#### [Given task]
In the entries below, count the lines holding "name". Reply with the number only.

#### [Supplied data]
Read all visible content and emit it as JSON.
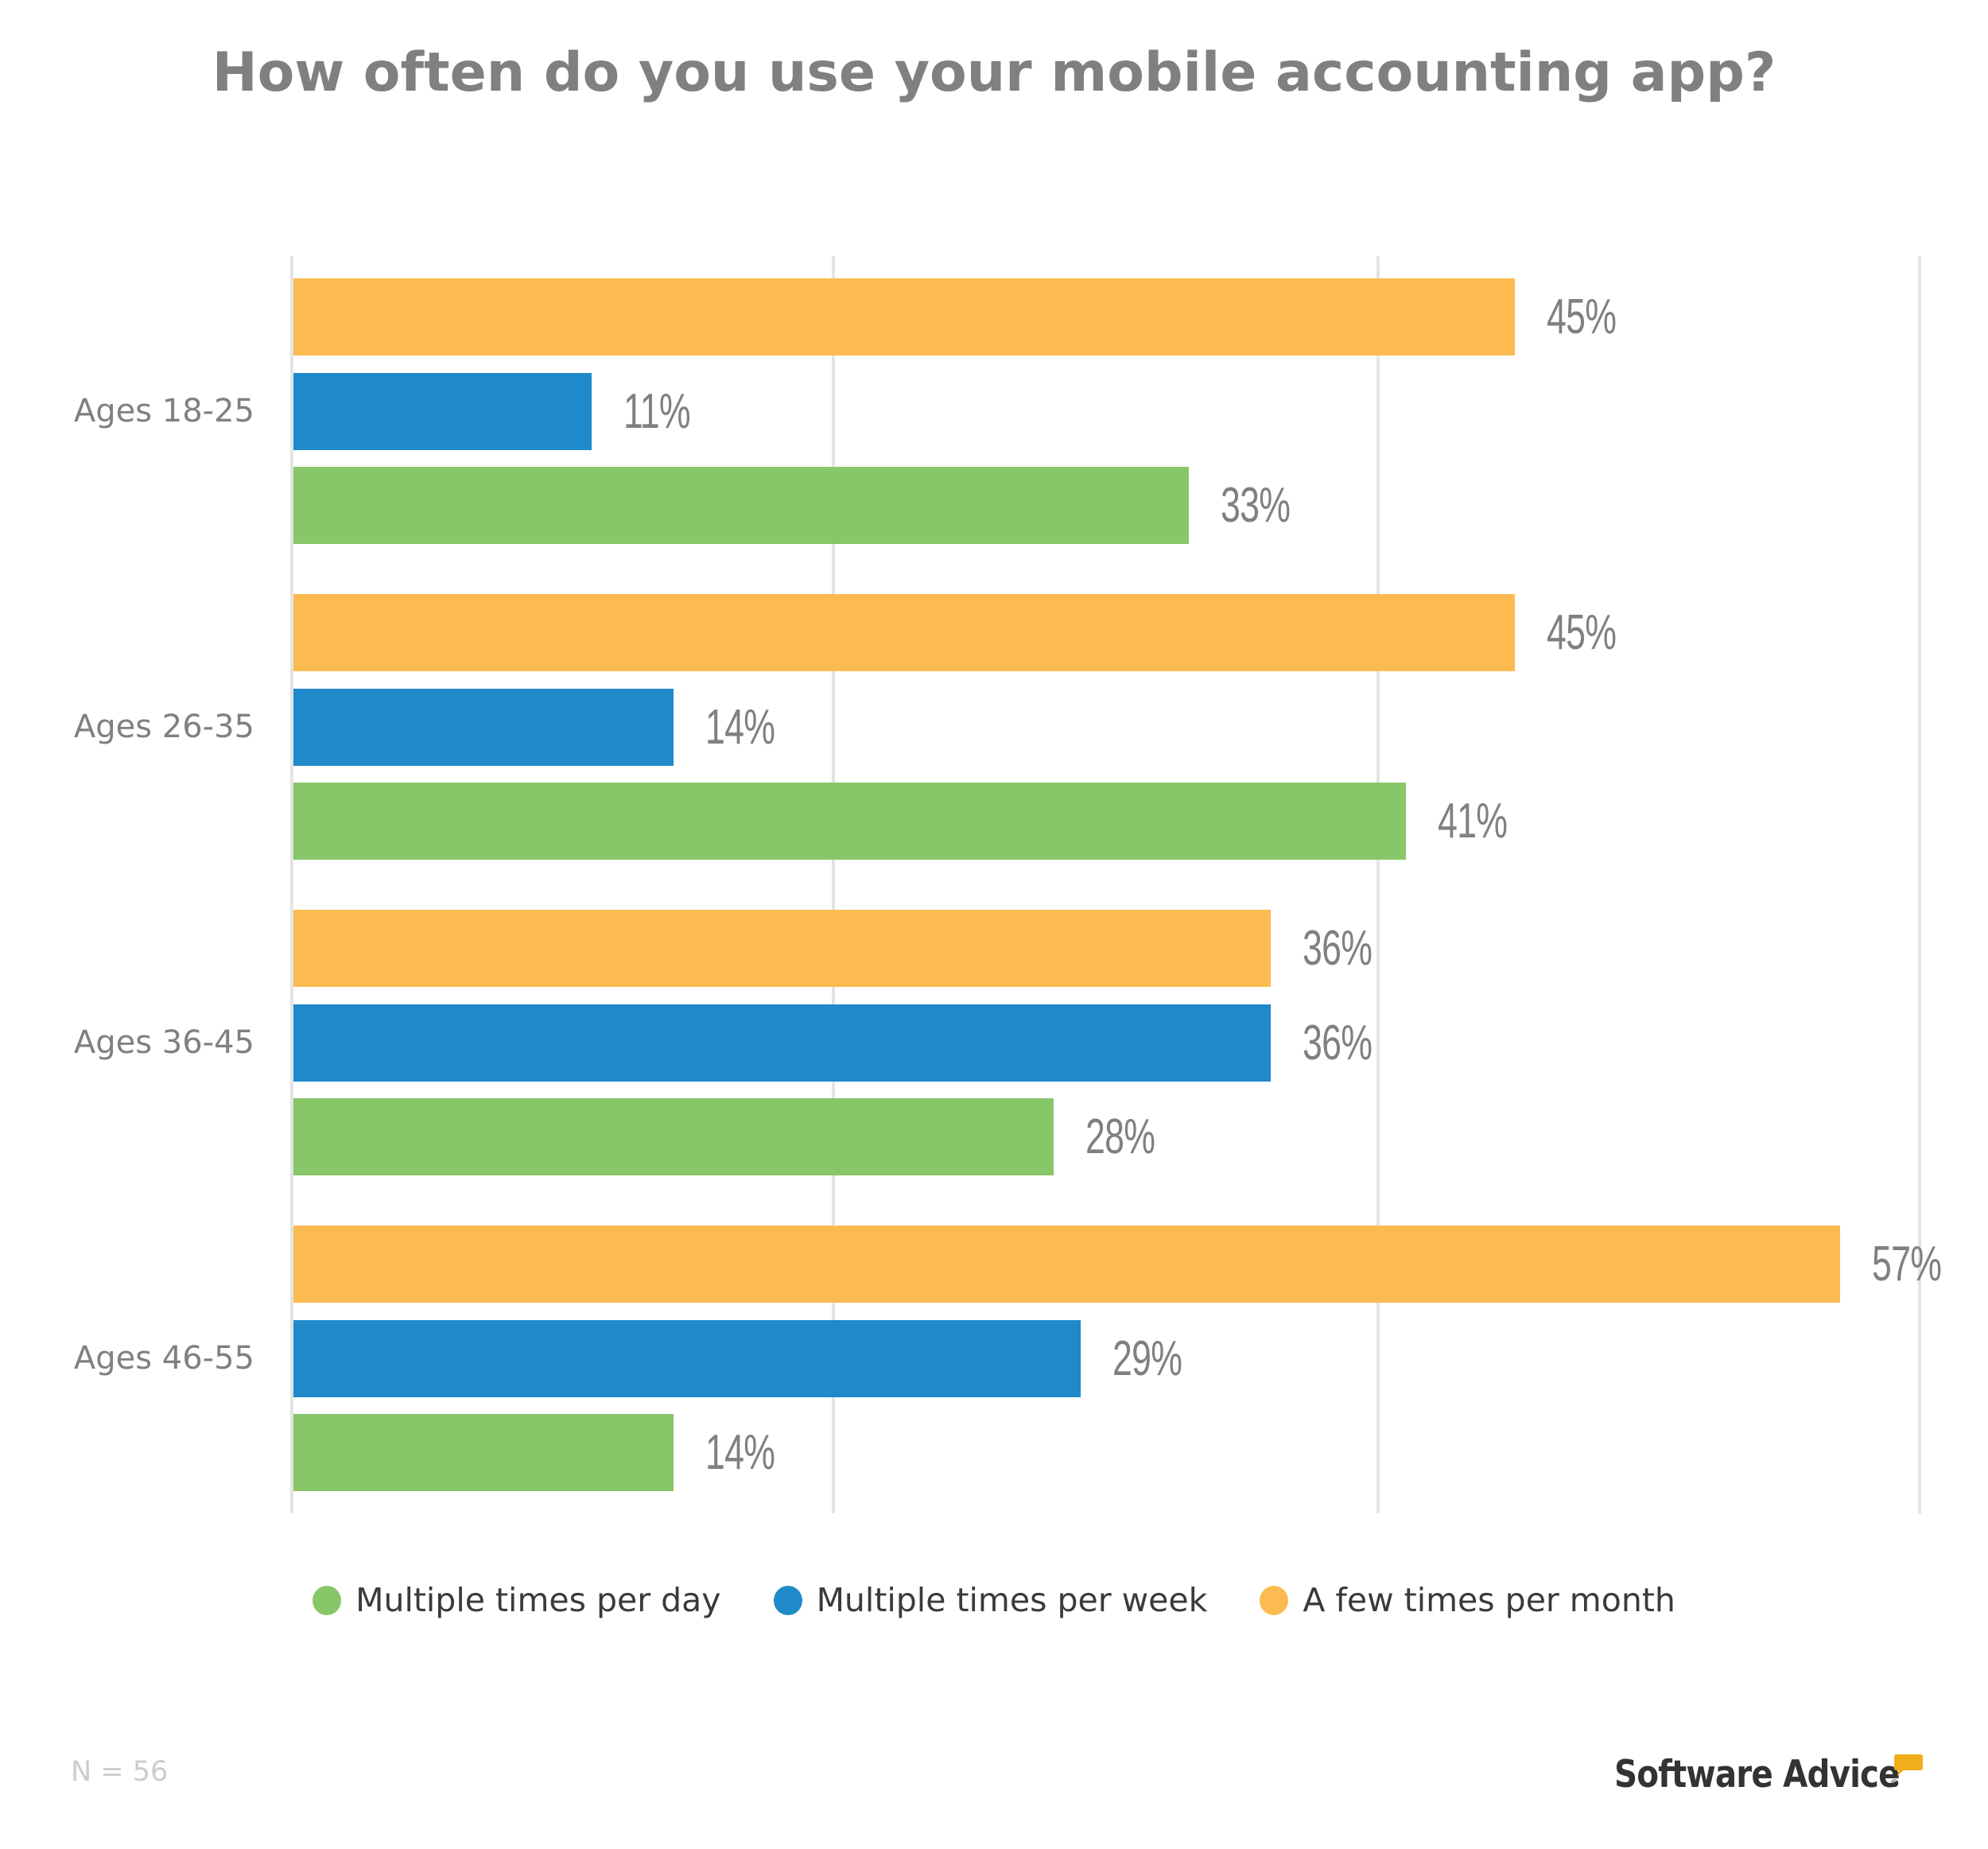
{
  "title": "How often do you use your mobile accounting app?",
  "colors": {
    "multiple_per_day": "#88c66a",
    "multiple_per_week": "#2089c9",
    "few_per_month": "#fbbb50",
    "gridline": "#e4e4e4",
    "label_text": "#808080",
    "legend_text": "#3a3a3a",
    "footnote_text": "#cccccc",
    "logo_accent": "#f0ad1c"
  },
  "legend": {
    "items": [
      {
        "label": "Multiple times per day",
        "color": "#88c66a"
      },
      {
        "label": "Multiple times per week",
        "color": "#2089c9"
      },
      {
        "label": "A few times per month",
        "color": "#fbbb50"
      }
    ]
  },
  "groups": [
    {
      "label": "Ages 18-25",
      "bars": [
        {
          "series": "A few times per month",
          "value": 45,
          "label": "45%"
        },
        {
          "series": "Multiple times per week",
          "value": 11,
          "label": "11%"
        },
        {
          "series": "Multiple times per day",
          "value": 33,
          "label": "33%"
        }
      ]
    },
    {
      "label": "Ages 26-35",
      "bars": [
        {
          "series": "A few times per month",
          "value": 45,
          "label": "45%"
        },
        {
          "series": "Multiple times per week",
          "value": 14,
          "label": "14%"
        },
        {
          "series": "Multiple times per day",
          "value": 41,
          "label": "41%"
        }
      ]
    },
    {
      "label": "Ages 36-45",
      "bars": [
        {
          "series": "A few times per month",
          "value": 36,
          "label": "36%"
        },
        {
          "series": "Multiple times per week",
          "value": 36,
          "label": "36%"
        },
        {
          "series": "Multiple times per day",
          "value": 28,
          "label": "28%"
        }
      ]
    },
    {
      "label": "Ages 46-55",
      "bars": [
        {
          "series": "A few times per month",
          "value": 57,
          "label": "57%"
        },
        {
          "series": "Multiple times per week",
          "value": 29,
          "label": "29%"
        },
        {
          "series": "Multiple times per day",
          "value": 14,
          "label": "14%"
        }
      ]
    }
  ],
  "footnote": "N = 56",
  "logo": {
    "text": "Software Advice",
    "registered": "®"
  },
  "chart_data": {
    "type": "bar",
    "orientation": "horizontal",
    "title": "How often do you use your mobile accounting app?",
    "categories": [
      "Ages 18-25",
      "Ages 26-35",
      "Ages 36-45",
      "Ages 46-55"
    ],
    "series": [
      {
        "name": "Multiple times per day",
        "color": "#88c66a",
        "values": [
          33,
          41,
          28,
          14
        ]
      },
      {
        "name": "Multiple times per week",
        "color": "#2089c9",
        "values": [
          11,
          14,
          36,
          29
        ]
      },
      {
        "name": "A few times per month",
        "color": "#fbbb50",
        "values": [
          45,
          45,
          36,
          57
        ]
      }
    ],
    "xlabel": "",
    "ylabel": "",
    "xlim": [
      0,
      60
    ],
    "gridlines_at": [
      0,
      20,
      40,
      60
    ],
    "tick_labels_shown": false,
    "data_labels": true,
    "value_format": "percent",
    "grid": true,
    "legend_position": "bottom",
    "annotations": [
      "N = 56"
    ]
  }
}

#### [Response]
3